Given task: The entries below are to be transcribed in full, without their images.
# Start of Extracted material
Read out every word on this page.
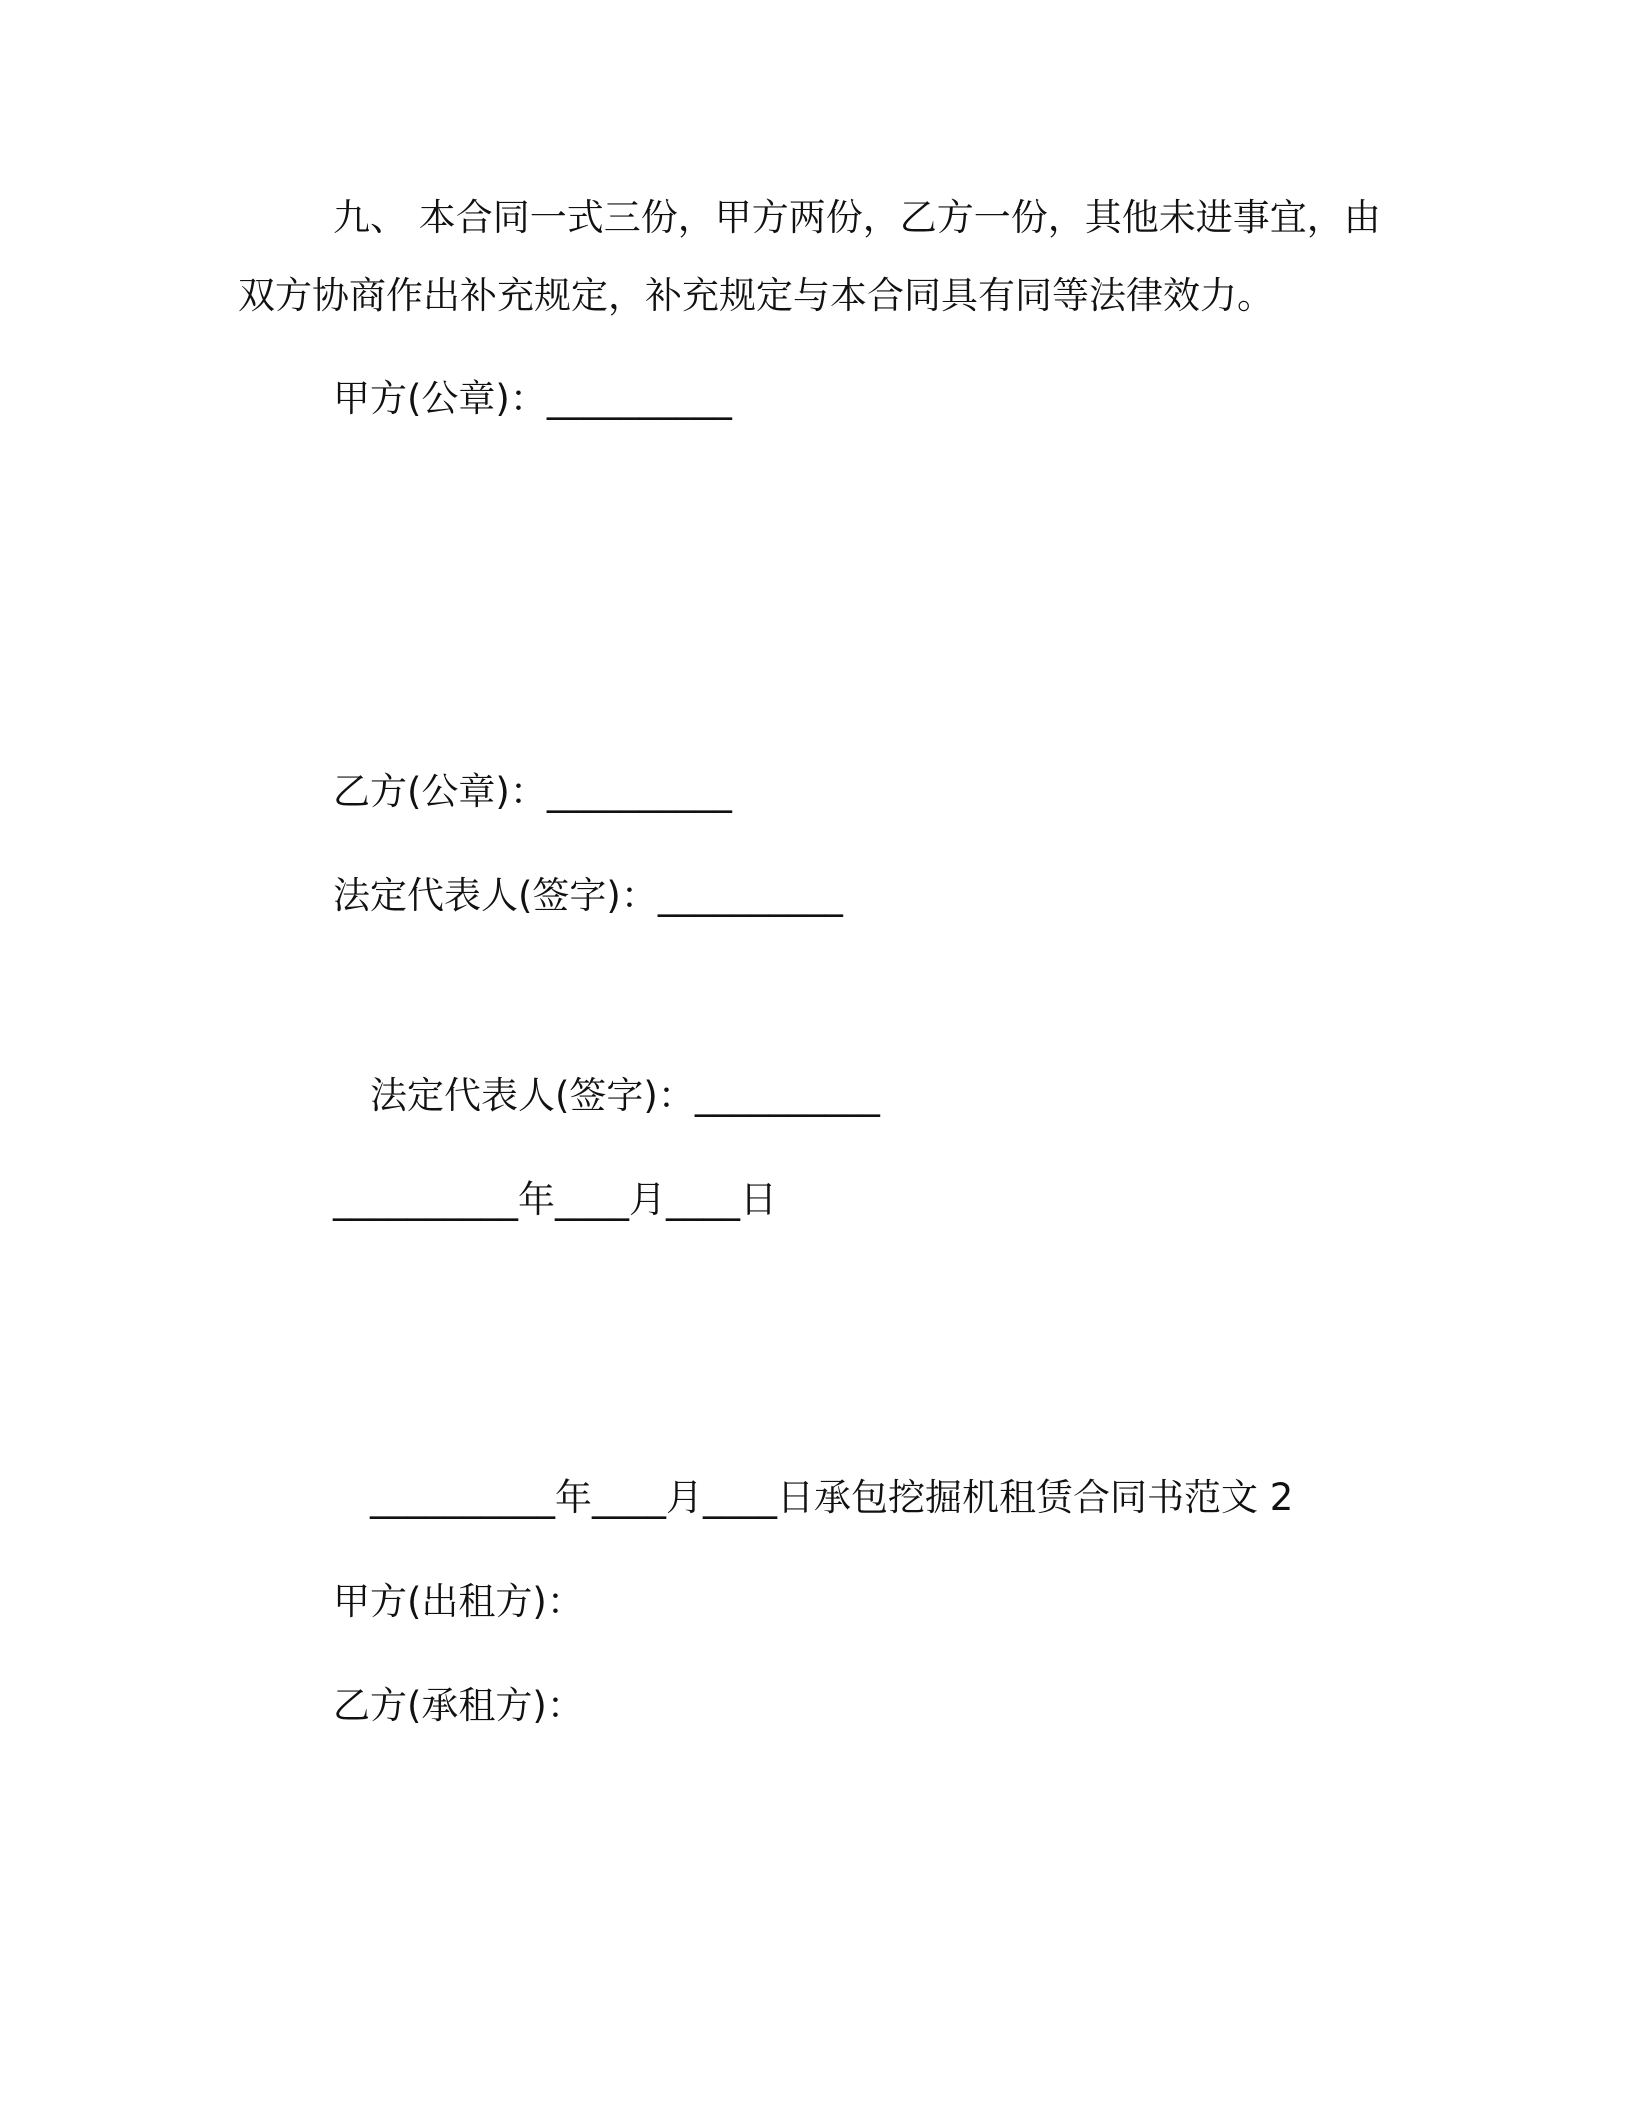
九、 本合同一式三份，甲方两份，乙方一份，其他未进事宜，由
双方协商作出补充规定，补充规定与本合同具有同等法律效力。
甲方(公章)：__________
乙方(公章)：__________
法定代表人(签字)：__________
法定代表人(签字)：__________
__________年____月____日
__________年____月____日承包挖掘机租赁合同书范文 2
甲方(出租方)：
乙方(承租方)：
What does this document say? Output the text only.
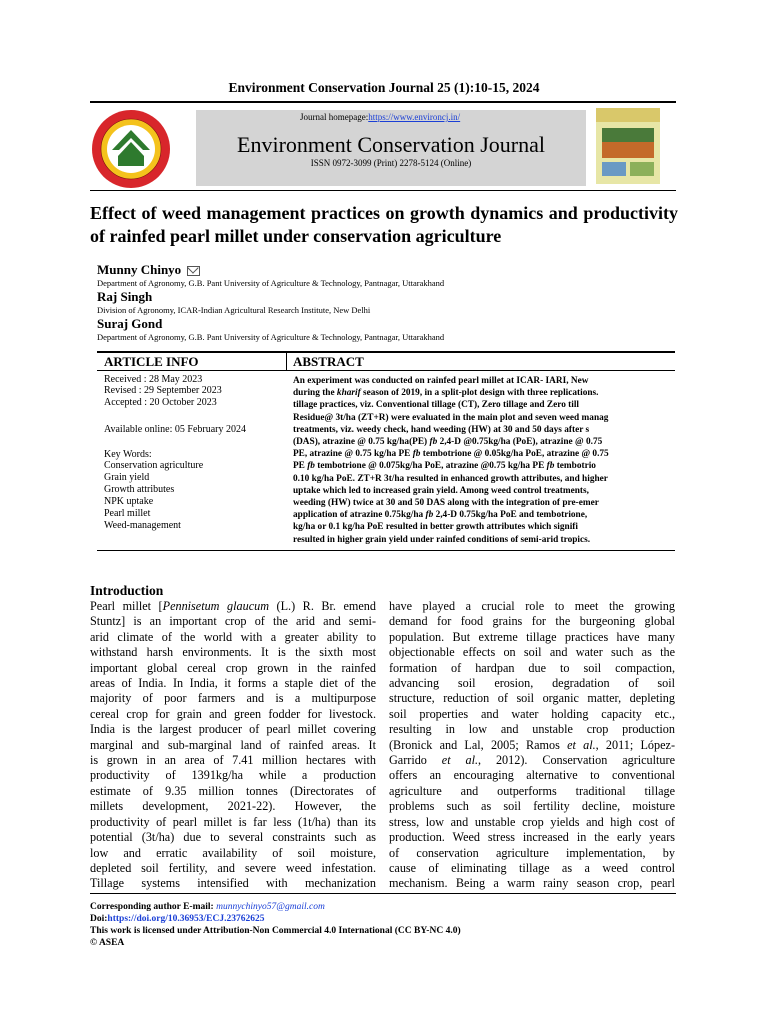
Environment Conservation Journal 25 (1):10-15, 2024
Journal homepage:https://www.environcj.in/
Environment Conservation Journal
ISSN 0972-3099 (Print) 2278-5124 (Online)
Effect of weed management practices on growth dynamics and productivity of rainfed pearl millet under conservation agriculture
Munny Chinyo
Department of Agronomy, G.B. Pant University of Agriculture & Technology, Pantnagar, Uttarakhand
Raj Singh
Division of Agronomy, ICAR-Indian Agricultural Research Institute, New Delhi
Suraj Gond
Department of Agronomy, G.B. Pant University of Agriculture & Technology, Pantnagar, Uttarakhand
ARTICLE INFO	ABSTRACT
Received : 28 May 2023
Revised : 29 September 2023
Accepted : 20 October 2023
Available online: 05 February 2024
Key Words:
Conservation agriculture
Grain yield
Growth attributes
NPK uptake
Pearl millet
Weed-management

An experiment was conducted on rainfed pearl millet at ICAR- IARI, New

during the kharif season of 2019, in a split-plot design with three replications.

tillage practices, viz. Conventional tillage (CT), Zero tillage and Zero till

Residue@ 3t/ha (ZT+R) were evaluated in the main plot and seven weed manag

treatments, viz. weedy check, hand weeding (HW) at 30 and 50 days after s

(DAS), atrazine @ 0.75 kg/ha(PE) fb 2,4-D @0.75kg/ha (PoE), atrazine @ 0.75

PE, atrazine @ 0.75 kg/ha PE fb tembotrione @ 0.05kg/ha PoE, atrazine @ 0.75

PE fb tembotrione @ 0.075kg/ha PoE, atrazine @0.75 kg/ha PE fb tembotrio

0.10 kg/ha PoE. ZT+R 3t/ha resulted in enhanced growth attributes, and higher

uptake which led to increased grain yield. Among weed control treatments,

weeding (HW) twice at 30 and 50 DAS along with the integration of pre-emer

application of atrazine 0.75kg/ha fb 2,4-D 0.75kg/ha PoE and tembotrione,

kg/ha or 0.1 kg/ha PoE resulted in better growth attributes which signifi

resulted in higher grain yield under rainfed conditions of semi-arid tropics.

Introduction

Pearl millet [Pennisetum glaucum (L.) R. Br. emend

Stuntz] is an important crop of the arid and semi-

arid climate of the world with a greater ability to

withstand harsh environments. It is the sixth most

important global cereal crop grown in the rainfed

areas of India. In India, it forms a staple diet of the

majority of poor farmers and is a multipurpose

cereal crop for grain and green fodder for livestock.

India is the largest producer of pearl millet covering

marginal and sub-marginal land of rainfed areas. It

is grown in an area of 7.41 million hectares with

productivity of 1391kg/ha while a production

estimate of 9.35 million tonnes (Directorates of

millets development, 2021-22). However, the

productivity of pearl millet is far less (1t/ha) than its

potential (3t/ha) due to several constraints such as

low and erratic availability of soil moisture,

depleted soil fertility, and severe weed infestation.

Tillage systems intensified with mechanization

have played a crucial role to meet the growing

demand for food grains for the burgeoning global

population. But extreme tillage practices have many

objectionable effects on soil and water such as the

formation of hardpan due to soil compaction,

advancing soil erosion, degradation of soil

structure, reduction of soil organic matter, depleting

soil properties and water holding capacity etc.,

resulting in low and unstable crop production

(Bronick and Lal, 2005; Ramos et al., 2011; López-

Garrido et al., 2012). Conservation agriculture

offers an encouraging alternative to conventional

agriculture and outperforms traditional tillage

problems such as soil fertility decline, moisture

stress, low and unstable crop yields and high cost of

production. Weed stress increased in the early years

of conservation agriculture implementation, by

cause of eliminating tillage as a weed control

mechanism. Being a warm rainy season crop, pearl

Corresponding author E-mail: munnychinyo57@gmail.com
Doi:https://doi.org/10.36953/ECJ.23762625
This work is licensed under Attribution-Non Commercial 4.0 International (CC BY-NC 4.0)
© ASEA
# End of Extracted material
Response to this task:
Read out every word on this page.
九、 本合同一式三份，甲方两份，乙方一份，其他未进事宜，由
双方协商作出补充规定，补充规定与本合同具有同等法律效力。
甲方(公章)：__________
乙方(公章)：__________
法定代表人(签字)：__________
法定代表人(签字)：__________
__________年____月____日
__________年____月____日承包挖掘机租赁合同书范文 2
甲方(出租方)：
乙方(承租方)：
What does this document say? Output the text only.
Environment Conservation Journal 25 (1):10-15, 2024
Journal homepage:https://www.environcj.in/
Environment Conservation Journal
ISSN 0972-3099 (Print) 2278-5124 (Online)
Effect of weed management practices on growth dynamics and productivity of rainfed pearl millet under conservation agriculture
Munny Chinyo
Department of Agronomy, G.B. Pant University of Agriculture & Technology, Pantnagar, Uttarakhand
Raj Singh
Division of Agronomy, ICAR-Indian Agricultural Research Institute, New Delhi
Suraj Gond
Department of Agronomy, G.B. Pant University of Agriculture & Technology, Pantnagar, Uttarakhand
ARTICLE INFO	ABSTRACT
Received : 28 May 2023
Revised : 29 September 2023
Accepted : 20 October 2023
Available online: 05 February 2024
Key Words:
Conservation agriculture
Grain yield
Growth attributes
NPK uptake
Pearl millet
Weed-management

An experiment was conducted on rainfed pearl millet at ICAR- IARI, New

during the kharif season of 2019, in a split-plot design with three replications.

tillage practices, viz. Conventional tillage (CT), Zero tillage and Zero till

Residue@ 3t/ha (ZT+R) were evaluated in the main plot and seven weed manag

treatments, viz. weedy check, hand weeding (HW) at 30 and 50 days after s

(DAS), atrazine @ 0.75 kg/ha(PE) fb 2,4-D @0.75kg/ha (PoE), atrazine @ 0.75

PE, atrazine @ 0.75 kg/ha PE fb tembotrione @ 0.05kg/ha PoE, atrazine @ 0.75

PE fb tembotrione @ 0.075kg/ha PoE, atrazine @0.75 kg/ha PE fb tembotrio

0.10 kg/ha PoE. ZT+R 3t/ha resulted in enhanced growth attributes, and higher

uptake which led to increased grain yield. Among weed control treatments,

weeding (HW) twice at 30 and 50 DAS along with the integration of pre-emer

application of atrazine 0.75kg/ha fb 2,4-D 0.75kg/ha PoE and tembotrione,

kg/ha or 0.1 kg/ha PoE resulted in better growth attributes which signifi

resulted in higher grain yield under rainfed conditions of semi-arid tropics.

Introduction

Pearl millet [Pennisetum glaucum (L.) R. Br. emend

Stuntz] is an important crop of the arid and semi-

arid climate of the world with a greater ability to

withstand harsh environments. It is the sixth most

important global cereal crop grown in the rainfed

areas of India. In India, it forms a staple diet of the

majority of poor farmers and is a multipurpose

cereal crop for grain and green fodder for livestock.

India is the largest producer of pearl millet covering

marginal and sub-marginal land of rainfed areas. It

is grown in an area of 7.41 million hectares with

productivity of 1391kg/ha while a production

estimate of 9.35 million tonnes (Directorates of

millets development, 2021-22). However, the

productivity of pearl millet is far less (1t/ha) than its

potential (3t/ha) due to several constraints such as

low and erratic availability of soil moisture,

depleted soil fertility, and severe weed infestation.

Tillage systems intensified with mechanization

have played a crucial role to meet the growing

demand for food grains for the burgeoning global

population. But extreme tillage practices have many

objectionable effects on soil and water such as the

formation of hardpan due to soil compaction,

advancing soil erosion, degradation of soil

structure, reduction of soil organic matter, depleting

soil properties and water holding capacity etc.,

resulting in low and unstable crop production

(Bronick and Lal, 2005; Ramos et al., 2011; López-

Garrido et al., 2012). Conservation agriculture

offers an encouraging alternative to conventional

agriculture and outperforms traditional tillage

problems such as soil fertility decline, moisture

stress, low and unstable crop yields and high cost of

production. Weed stress increased in the early years

of conservation agriculture implementation, by

cause of eliminating tillage as a weed control

mechanism. Being a warm rainy season crop, pearl

Corresponding author E-mail: munnychinyo57@gmail.com
Doi:https://doi.org/10.36953/ECJ.23762625
This work is licensed under Attribution-Non Commercial 4.0 International (CC BY-NC 4.0)
© ASEA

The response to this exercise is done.